PROBLEM REQUIREMENTS
Your job is to retype all of the data word for word, leaving every image out.

----- INPUT -----

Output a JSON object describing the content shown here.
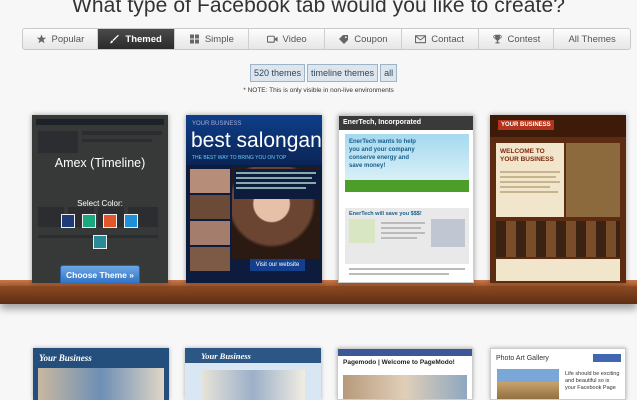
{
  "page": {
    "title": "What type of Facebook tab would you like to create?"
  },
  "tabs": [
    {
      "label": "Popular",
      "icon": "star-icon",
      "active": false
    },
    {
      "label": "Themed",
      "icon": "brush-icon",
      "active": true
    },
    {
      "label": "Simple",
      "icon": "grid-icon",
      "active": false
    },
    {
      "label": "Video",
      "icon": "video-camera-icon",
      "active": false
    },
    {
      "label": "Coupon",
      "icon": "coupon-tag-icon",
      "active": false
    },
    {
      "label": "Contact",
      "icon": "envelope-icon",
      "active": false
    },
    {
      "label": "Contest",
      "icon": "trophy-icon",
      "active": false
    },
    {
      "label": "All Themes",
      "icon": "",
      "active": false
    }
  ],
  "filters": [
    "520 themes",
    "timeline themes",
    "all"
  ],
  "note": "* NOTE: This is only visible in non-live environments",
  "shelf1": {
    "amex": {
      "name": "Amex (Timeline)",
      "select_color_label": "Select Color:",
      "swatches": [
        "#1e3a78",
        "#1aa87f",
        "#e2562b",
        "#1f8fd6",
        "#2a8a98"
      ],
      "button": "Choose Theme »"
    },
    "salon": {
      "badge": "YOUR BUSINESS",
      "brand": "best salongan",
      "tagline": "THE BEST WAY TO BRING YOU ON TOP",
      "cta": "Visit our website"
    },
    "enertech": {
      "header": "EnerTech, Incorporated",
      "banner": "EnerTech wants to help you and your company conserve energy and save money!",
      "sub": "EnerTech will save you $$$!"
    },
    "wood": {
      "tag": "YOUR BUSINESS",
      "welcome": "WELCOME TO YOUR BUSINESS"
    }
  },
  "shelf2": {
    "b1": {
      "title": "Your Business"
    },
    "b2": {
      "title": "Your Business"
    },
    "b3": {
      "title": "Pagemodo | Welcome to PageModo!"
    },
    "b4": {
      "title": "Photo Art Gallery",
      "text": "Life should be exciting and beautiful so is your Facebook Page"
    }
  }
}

-----

WRITTEN RESPONSE
Output a JSON object describing the content shown here.
{
  "page": {
    "title": "What type of Facebook tab would you like to create?"
  },
  "tabs": [
    {
      "label": "Popular",
      "icon": "star-icon",
      "active": false
    },
    {
      "label": "Themed",
      "icon": "brush-icon",
      "active": true
    },
    {
      "label": "Simple",
      "icon": "grid-icon",
      "active": false
    },
    {
      "label": "Video",
      "icon": "video-camera-icon",
      "active": false
    },
    {
      "label": "Coupon",
      "icon": "coupon-tag-icon",
      "active": false
    },
    {
      "label": "Contact",
      "icon": "envelope-icon",
      "active": false
    },
    {
      "label": "Contest",
      "icon": "trophy-icon",
      "active": false
    },
    {
      "label": "All Themes",
      "icon": "",
      "active": false
    }
  ],
  "filters": [
    "520 themes",
    "timeline themes",
    "all"
  ],
  "note": "* NOTE: This is only visible in non-live environments",
  "shelf1": {
    "amex": {
      "name": "Amex (Timeline)",
      "select_color_label": "Select Color:",
      "swatches": [
        "#1e3a78",
        "#1aa87f",
        "#e2562b",
        "#1f8fd6",
        "#2a8a98"
      ],
      "button": "Choose Theme »"
    },
    "salon": {
      "badge": "YOUR BUSINESS",
      "brand": "best salongan",
      "tagline": "THE BEST WAY TO BRING YOU ON TOP",
      "cta": "Visit our website"
    },
    "enertech": {
      "header": "EnerTech, Incorporated",
      "banner": "EnerTech wants to help you and your company conserve energy and save money!",
      "sub": "EnerTech will save you $$$!"
    },
    "wood": {
      "tag": "YOUR BUSINESS",
      "welcome": "WELCOME TO YOUR BUSINESS"
    }
  },
  "shelf2": {
    "b1": {
      "title": "Your Business"
    },
    "b2": {
      "title": "Your Business"
    },
    "b3": {
      "title": "Pagemodo | Welcome to PageModo!"
    },
    "b4": {
      "title": "Photo Art Gallery",
      "text": "Life should be exciting and beautiful so is your Facebook Page"
    }
  }
}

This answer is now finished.